Answer with nothing except the number of lines that contain the word "共结情缘的剑舞恋曲".

— start —

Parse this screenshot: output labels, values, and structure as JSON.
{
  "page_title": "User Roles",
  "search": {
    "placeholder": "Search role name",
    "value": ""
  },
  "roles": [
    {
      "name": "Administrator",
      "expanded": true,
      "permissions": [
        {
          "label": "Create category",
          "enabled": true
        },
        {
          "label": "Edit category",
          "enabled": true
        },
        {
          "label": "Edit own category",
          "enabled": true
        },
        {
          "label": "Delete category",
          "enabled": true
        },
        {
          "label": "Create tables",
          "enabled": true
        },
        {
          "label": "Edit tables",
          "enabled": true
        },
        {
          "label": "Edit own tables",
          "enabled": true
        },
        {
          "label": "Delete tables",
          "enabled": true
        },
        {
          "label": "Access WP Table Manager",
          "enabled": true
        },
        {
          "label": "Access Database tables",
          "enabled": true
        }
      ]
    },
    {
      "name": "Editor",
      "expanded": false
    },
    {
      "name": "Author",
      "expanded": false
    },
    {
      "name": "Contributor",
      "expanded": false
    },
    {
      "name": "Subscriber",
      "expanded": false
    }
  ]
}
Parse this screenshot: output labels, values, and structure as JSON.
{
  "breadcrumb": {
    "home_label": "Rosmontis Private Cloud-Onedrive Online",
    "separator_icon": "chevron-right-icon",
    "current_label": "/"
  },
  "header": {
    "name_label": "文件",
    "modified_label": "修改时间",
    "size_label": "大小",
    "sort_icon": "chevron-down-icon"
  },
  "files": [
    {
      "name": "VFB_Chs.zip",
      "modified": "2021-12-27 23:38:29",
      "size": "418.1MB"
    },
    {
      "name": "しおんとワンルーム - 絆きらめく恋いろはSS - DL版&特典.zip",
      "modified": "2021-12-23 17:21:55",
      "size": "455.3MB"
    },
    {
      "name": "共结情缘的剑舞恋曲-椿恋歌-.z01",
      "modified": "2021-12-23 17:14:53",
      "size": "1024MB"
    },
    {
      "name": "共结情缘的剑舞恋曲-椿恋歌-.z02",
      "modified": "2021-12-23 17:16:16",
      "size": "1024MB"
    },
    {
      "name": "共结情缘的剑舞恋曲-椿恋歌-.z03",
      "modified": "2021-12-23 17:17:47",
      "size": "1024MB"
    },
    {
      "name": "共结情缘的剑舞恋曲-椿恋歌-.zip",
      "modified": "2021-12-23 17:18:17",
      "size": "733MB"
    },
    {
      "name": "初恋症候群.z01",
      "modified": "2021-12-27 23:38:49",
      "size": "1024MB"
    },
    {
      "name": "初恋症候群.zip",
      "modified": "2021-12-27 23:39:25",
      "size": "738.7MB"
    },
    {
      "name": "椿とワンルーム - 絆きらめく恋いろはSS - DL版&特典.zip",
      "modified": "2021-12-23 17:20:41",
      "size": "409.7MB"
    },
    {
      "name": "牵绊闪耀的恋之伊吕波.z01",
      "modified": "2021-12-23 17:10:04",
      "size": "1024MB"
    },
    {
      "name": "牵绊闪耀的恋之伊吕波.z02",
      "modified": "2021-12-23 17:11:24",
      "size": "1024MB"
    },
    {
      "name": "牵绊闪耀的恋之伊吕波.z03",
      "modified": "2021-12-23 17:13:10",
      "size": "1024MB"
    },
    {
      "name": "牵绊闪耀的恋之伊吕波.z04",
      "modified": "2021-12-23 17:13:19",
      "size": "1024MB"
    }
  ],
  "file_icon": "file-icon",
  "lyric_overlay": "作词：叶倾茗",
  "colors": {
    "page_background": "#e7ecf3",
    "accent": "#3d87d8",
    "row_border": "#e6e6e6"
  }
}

— end —

RESULT BELOW
4